Figure collection entries
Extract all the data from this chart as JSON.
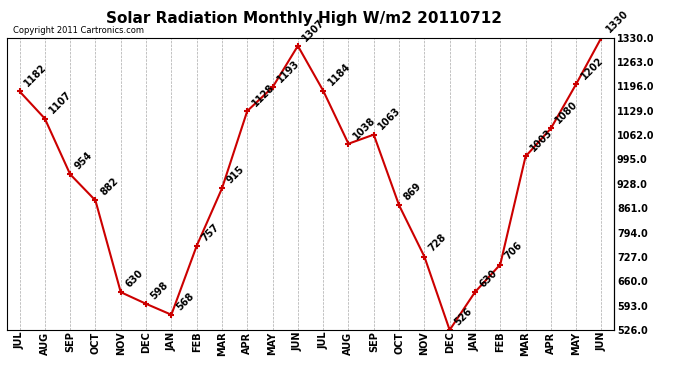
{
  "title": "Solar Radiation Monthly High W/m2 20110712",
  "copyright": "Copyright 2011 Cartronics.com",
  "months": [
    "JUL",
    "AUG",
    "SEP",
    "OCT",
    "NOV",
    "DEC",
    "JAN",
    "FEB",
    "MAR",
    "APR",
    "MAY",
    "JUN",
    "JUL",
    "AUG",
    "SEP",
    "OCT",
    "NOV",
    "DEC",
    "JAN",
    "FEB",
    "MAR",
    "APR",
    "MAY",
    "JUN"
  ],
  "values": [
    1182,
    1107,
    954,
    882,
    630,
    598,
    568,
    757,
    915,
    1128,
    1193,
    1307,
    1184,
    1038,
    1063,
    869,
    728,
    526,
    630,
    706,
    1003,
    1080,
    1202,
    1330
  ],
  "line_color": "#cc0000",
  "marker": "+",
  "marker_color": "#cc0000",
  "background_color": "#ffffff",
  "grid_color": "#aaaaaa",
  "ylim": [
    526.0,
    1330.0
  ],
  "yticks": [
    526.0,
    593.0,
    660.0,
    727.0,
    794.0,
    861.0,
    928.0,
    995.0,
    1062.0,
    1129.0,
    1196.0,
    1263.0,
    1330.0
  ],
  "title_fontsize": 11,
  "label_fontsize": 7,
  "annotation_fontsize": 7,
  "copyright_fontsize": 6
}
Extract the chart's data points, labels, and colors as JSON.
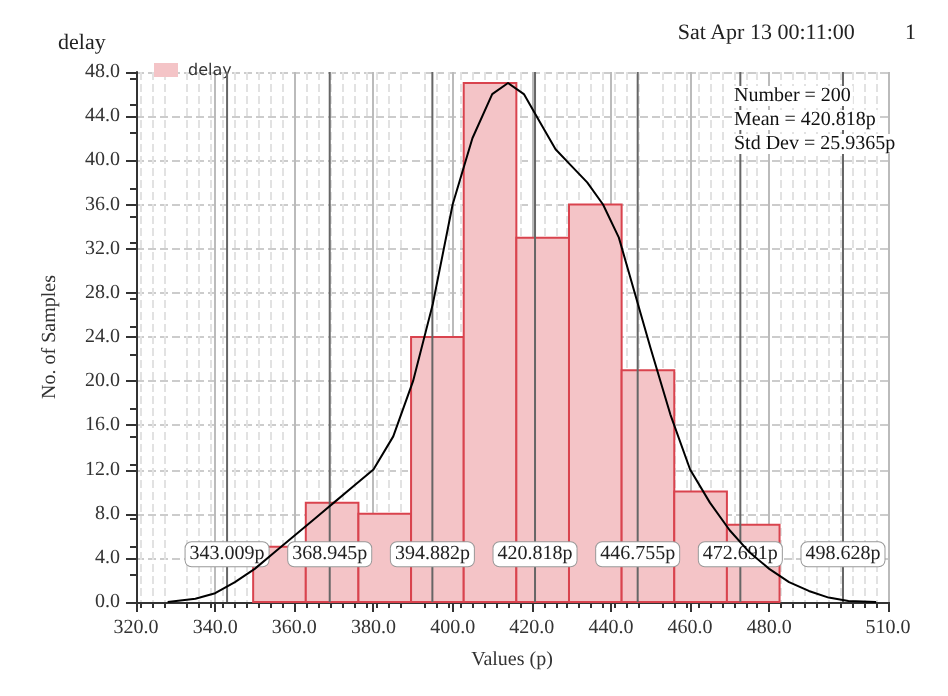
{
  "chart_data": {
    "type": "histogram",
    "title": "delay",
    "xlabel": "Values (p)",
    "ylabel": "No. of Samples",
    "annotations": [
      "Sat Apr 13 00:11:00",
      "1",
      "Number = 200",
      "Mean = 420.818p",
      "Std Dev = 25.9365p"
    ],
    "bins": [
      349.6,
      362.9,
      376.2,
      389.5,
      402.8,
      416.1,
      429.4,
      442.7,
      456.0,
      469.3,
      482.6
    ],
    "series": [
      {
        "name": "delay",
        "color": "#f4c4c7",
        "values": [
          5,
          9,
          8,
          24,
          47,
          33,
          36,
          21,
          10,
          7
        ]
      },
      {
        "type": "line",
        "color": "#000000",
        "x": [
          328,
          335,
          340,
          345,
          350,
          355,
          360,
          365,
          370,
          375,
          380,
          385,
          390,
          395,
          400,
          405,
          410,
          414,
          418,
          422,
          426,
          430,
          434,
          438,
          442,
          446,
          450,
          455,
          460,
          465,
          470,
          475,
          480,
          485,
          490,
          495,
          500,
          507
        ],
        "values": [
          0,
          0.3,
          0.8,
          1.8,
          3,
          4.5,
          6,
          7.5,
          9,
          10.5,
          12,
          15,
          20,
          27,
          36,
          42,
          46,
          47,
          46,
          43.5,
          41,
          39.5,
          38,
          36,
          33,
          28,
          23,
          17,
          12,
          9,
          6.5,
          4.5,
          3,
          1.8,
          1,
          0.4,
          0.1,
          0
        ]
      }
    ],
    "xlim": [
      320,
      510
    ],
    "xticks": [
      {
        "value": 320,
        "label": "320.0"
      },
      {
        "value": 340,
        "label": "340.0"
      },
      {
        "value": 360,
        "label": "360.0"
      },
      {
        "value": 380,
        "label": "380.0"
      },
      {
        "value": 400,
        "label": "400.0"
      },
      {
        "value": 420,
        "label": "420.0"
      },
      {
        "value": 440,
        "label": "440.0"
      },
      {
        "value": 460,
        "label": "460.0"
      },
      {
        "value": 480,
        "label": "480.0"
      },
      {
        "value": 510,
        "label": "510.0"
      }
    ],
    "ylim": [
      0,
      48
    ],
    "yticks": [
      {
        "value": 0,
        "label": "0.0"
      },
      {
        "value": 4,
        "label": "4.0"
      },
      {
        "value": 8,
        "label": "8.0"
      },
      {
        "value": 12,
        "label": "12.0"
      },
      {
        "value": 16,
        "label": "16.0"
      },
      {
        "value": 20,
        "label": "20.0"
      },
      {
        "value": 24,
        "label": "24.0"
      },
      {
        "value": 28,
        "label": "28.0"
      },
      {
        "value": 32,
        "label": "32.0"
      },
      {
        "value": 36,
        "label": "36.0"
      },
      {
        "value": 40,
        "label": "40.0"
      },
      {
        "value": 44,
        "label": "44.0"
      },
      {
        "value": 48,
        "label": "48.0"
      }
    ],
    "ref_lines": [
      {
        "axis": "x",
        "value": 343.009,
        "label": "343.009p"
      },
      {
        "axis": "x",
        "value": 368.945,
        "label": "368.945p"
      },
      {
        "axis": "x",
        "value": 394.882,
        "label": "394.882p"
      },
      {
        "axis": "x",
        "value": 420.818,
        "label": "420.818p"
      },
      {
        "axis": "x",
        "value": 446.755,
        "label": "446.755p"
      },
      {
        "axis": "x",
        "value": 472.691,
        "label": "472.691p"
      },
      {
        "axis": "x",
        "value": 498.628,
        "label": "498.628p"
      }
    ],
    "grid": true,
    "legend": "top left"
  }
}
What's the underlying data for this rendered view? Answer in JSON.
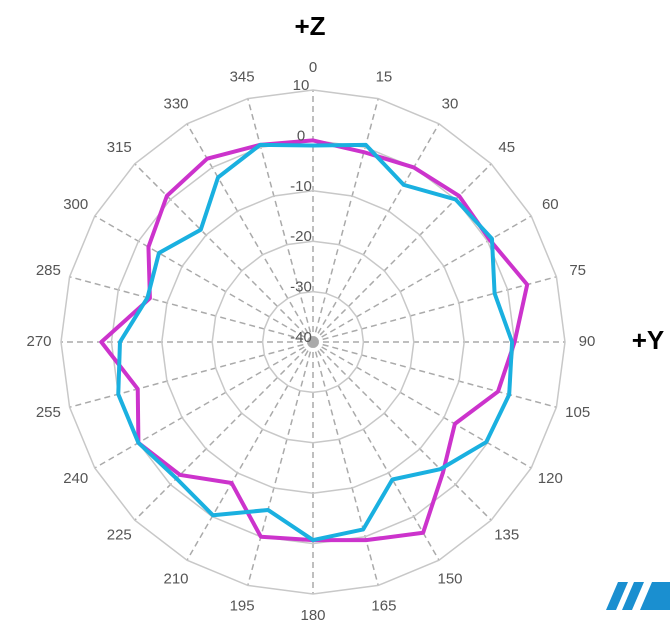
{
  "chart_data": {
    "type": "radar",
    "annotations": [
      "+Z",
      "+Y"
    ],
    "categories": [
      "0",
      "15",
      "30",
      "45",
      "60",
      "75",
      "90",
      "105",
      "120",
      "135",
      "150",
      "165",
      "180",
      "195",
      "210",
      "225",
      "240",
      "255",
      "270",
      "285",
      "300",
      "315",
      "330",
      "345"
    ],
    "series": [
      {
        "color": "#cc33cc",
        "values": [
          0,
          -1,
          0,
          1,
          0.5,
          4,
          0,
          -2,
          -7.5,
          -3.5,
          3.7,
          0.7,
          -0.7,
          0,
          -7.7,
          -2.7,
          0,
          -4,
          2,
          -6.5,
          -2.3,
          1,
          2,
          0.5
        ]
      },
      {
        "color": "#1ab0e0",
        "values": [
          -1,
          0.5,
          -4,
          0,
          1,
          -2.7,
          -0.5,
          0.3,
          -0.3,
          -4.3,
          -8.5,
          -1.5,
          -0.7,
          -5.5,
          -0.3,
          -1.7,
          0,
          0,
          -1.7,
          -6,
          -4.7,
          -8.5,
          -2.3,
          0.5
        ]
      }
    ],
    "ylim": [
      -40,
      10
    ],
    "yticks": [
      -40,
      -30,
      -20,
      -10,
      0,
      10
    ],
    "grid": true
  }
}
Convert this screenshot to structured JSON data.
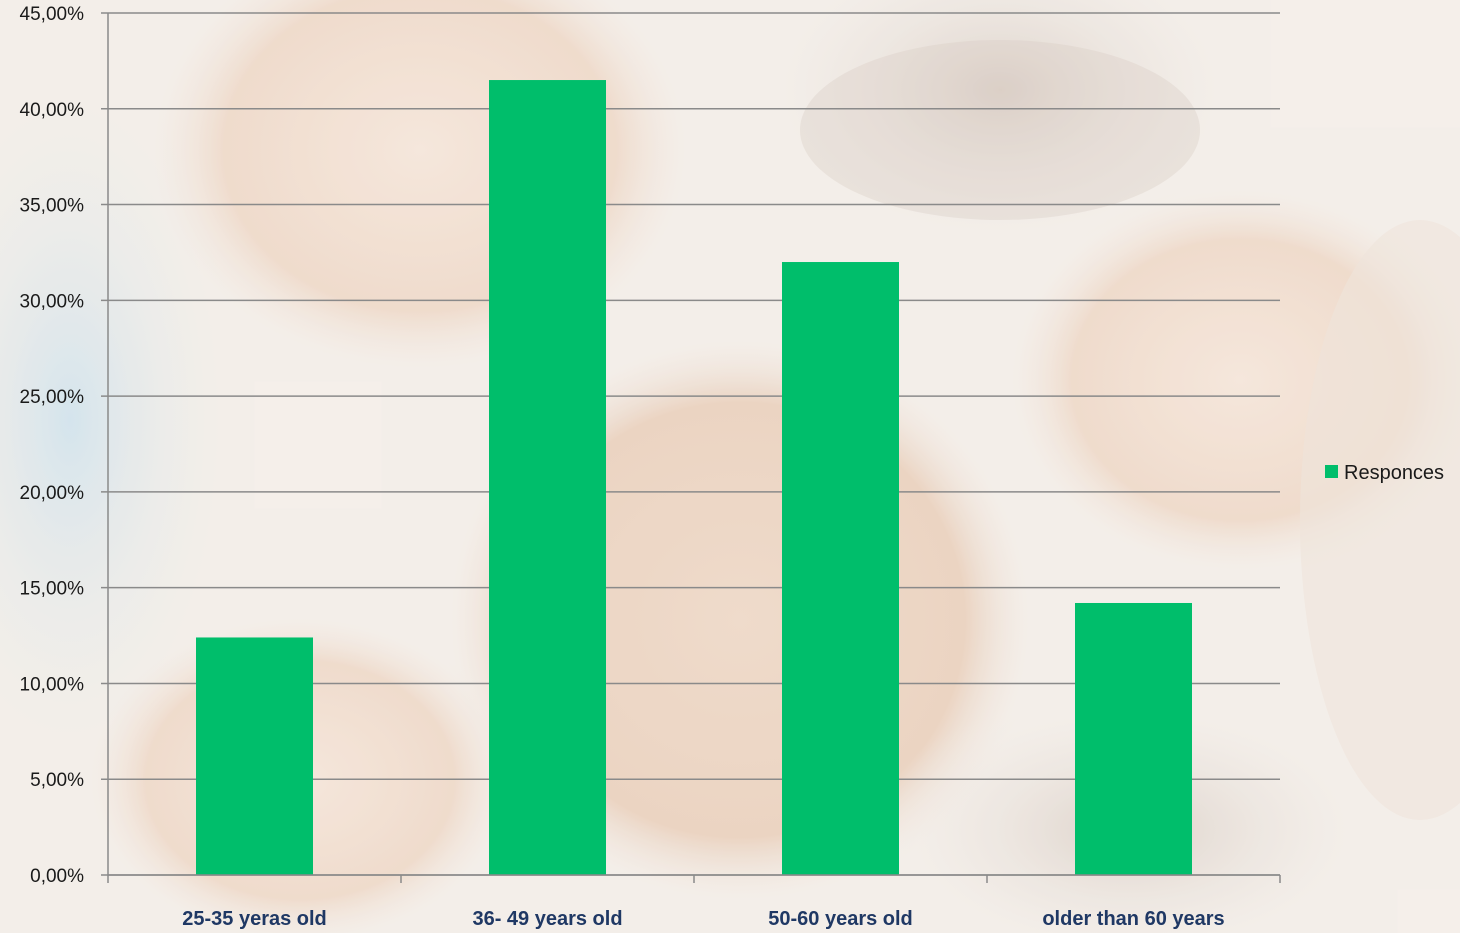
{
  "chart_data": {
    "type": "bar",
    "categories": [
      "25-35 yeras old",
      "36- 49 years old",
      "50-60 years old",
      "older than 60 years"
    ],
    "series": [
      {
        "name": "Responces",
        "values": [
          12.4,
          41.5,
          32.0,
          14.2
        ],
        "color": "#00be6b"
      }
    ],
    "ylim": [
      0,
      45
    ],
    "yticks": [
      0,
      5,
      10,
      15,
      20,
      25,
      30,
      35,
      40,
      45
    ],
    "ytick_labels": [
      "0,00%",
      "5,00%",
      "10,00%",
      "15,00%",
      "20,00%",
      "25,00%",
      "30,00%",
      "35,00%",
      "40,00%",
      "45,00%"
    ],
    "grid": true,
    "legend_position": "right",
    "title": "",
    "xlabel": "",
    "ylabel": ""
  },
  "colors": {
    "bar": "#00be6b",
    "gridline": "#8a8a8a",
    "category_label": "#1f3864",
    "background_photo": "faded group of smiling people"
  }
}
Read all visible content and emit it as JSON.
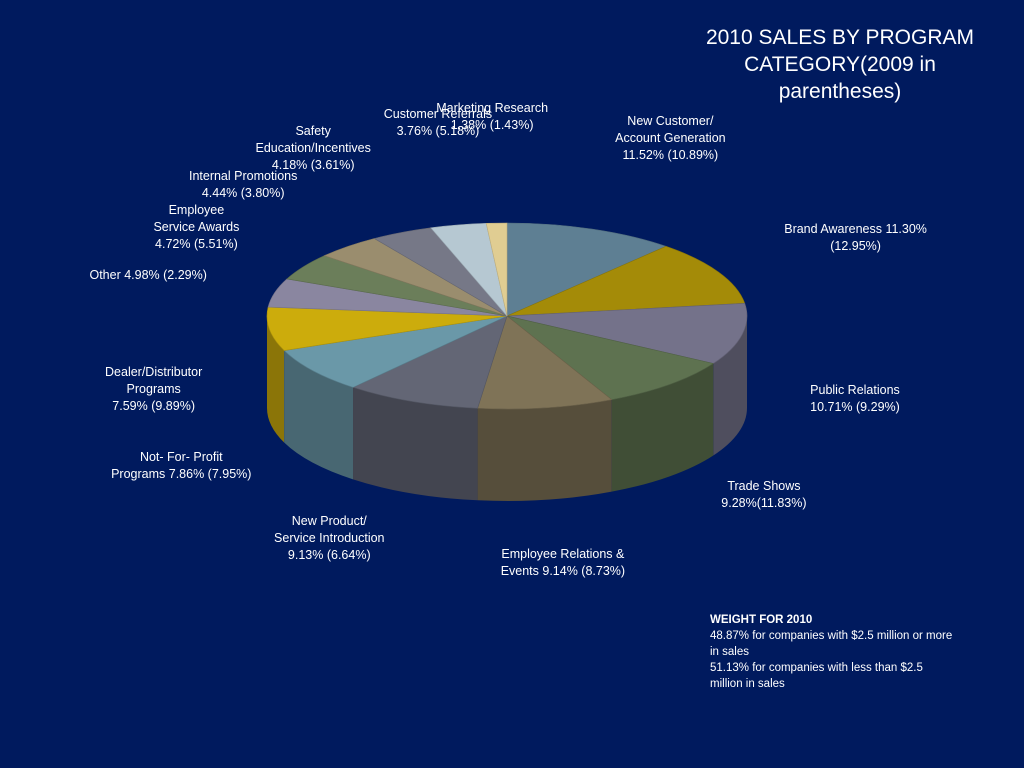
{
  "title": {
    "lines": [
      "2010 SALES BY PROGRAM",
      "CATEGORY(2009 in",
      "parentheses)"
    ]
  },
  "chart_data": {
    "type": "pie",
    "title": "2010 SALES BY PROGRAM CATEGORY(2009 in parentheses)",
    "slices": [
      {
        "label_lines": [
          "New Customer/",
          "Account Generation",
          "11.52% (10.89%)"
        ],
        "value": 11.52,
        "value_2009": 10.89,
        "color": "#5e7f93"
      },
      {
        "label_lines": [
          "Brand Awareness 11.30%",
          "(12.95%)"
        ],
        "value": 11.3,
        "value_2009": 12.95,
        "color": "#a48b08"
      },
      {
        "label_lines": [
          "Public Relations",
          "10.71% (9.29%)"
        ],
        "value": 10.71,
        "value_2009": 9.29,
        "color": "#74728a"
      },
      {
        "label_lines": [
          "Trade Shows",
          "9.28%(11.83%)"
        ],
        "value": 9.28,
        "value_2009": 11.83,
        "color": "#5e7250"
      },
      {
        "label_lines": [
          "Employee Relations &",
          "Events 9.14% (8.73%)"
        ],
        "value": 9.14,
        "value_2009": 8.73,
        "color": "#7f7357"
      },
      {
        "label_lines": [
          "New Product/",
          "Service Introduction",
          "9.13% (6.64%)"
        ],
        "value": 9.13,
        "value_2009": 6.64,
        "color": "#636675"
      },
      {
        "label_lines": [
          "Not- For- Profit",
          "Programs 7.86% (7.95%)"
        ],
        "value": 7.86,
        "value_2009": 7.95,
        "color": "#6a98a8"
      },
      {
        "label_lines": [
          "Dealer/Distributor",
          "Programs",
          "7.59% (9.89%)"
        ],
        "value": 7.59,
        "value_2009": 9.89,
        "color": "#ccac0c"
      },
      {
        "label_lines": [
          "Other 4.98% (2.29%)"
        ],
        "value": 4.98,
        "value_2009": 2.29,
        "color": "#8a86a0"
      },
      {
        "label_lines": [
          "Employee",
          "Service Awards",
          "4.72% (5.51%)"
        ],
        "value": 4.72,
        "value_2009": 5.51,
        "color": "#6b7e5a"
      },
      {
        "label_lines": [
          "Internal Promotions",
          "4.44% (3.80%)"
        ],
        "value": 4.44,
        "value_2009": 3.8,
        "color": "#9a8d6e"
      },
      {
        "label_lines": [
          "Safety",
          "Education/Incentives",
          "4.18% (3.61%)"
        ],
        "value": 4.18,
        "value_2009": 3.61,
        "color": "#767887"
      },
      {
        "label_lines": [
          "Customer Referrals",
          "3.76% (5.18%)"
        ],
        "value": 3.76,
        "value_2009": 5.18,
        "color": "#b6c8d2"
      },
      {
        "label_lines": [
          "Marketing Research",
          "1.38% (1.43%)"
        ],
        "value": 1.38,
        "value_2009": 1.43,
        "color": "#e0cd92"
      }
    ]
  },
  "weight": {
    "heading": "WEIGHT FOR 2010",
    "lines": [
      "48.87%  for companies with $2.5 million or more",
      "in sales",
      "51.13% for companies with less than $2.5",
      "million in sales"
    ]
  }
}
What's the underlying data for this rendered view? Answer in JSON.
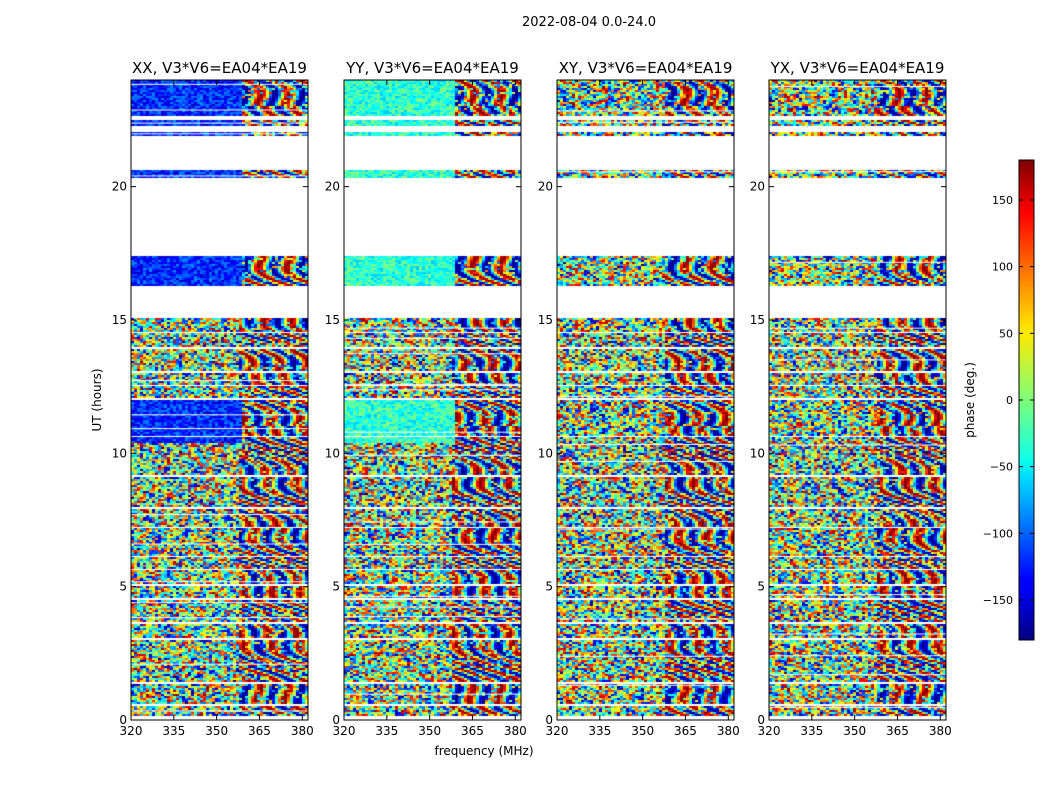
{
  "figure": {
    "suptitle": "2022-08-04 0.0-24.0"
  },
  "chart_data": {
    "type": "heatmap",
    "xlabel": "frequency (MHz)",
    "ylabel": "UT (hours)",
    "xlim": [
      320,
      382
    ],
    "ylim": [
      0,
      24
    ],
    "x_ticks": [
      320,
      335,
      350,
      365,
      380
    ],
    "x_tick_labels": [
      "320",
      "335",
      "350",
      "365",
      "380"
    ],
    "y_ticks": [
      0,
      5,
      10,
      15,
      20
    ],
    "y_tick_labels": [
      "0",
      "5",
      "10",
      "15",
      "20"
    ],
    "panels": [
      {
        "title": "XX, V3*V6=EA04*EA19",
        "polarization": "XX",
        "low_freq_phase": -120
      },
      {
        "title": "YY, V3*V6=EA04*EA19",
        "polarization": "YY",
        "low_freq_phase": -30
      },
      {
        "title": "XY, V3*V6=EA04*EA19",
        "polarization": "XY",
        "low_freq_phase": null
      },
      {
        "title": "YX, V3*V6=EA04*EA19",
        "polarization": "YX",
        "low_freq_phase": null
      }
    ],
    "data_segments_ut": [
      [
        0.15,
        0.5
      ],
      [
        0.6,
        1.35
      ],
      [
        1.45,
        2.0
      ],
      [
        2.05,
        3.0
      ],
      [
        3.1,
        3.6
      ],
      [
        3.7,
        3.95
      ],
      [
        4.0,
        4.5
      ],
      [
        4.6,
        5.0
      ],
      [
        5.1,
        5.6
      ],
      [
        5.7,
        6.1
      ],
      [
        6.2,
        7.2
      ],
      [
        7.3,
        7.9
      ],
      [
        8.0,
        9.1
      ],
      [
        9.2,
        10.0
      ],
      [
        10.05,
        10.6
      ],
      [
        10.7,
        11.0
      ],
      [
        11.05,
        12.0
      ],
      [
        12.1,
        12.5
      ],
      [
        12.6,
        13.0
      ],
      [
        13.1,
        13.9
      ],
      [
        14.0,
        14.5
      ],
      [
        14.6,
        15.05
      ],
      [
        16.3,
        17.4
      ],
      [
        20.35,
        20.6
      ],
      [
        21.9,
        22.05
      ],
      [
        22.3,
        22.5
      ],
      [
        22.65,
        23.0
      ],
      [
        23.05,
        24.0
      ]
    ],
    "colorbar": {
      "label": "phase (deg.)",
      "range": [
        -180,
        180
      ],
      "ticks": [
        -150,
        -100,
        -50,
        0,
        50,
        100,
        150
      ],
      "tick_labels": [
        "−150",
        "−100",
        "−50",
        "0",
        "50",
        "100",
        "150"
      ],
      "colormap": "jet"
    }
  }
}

_Required task_: Check each line of the entries above, and show every one holding the word "with".

_Task output_:
      "48.87%  for companies with $2.5 million or more",
      "51.13% for companies with less than $2.5",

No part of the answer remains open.